Aim - In the records that follow, locate every line with "text" and extract it.

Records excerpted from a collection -
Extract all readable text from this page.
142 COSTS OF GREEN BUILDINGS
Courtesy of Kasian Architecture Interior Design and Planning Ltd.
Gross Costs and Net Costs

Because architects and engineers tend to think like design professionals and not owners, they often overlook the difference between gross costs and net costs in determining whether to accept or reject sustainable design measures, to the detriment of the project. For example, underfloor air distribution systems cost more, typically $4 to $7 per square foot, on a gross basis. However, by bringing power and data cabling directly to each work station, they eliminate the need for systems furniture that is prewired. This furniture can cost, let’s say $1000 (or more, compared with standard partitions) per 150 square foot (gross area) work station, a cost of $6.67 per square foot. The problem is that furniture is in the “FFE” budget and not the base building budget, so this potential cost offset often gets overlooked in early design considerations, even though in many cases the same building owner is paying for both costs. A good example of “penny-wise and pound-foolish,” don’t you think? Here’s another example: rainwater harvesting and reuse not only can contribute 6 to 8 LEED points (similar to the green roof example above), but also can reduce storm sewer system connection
...
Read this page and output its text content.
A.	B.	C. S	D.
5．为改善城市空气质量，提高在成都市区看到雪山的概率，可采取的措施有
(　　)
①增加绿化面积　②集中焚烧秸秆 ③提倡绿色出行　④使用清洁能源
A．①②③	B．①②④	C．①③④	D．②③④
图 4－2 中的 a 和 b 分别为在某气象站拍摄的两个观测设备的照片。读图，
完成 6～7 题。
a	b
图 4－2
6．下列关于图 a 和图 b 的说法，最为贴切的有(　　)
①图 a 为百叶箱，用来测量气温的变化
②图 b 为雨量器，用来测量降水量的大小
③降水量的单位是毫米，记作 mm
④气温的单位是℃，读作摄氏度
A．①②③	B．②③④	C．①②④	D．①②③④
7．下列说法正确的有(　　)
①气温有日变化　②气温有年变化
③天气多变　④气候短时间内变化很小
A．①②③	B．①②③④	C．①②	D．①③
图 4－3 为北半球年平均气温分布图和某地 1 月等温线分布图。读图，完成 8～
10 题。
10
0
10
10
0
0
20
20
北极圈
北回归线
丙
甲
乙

Full output -
Extract all readable text from this page.
Read this page and output its text content.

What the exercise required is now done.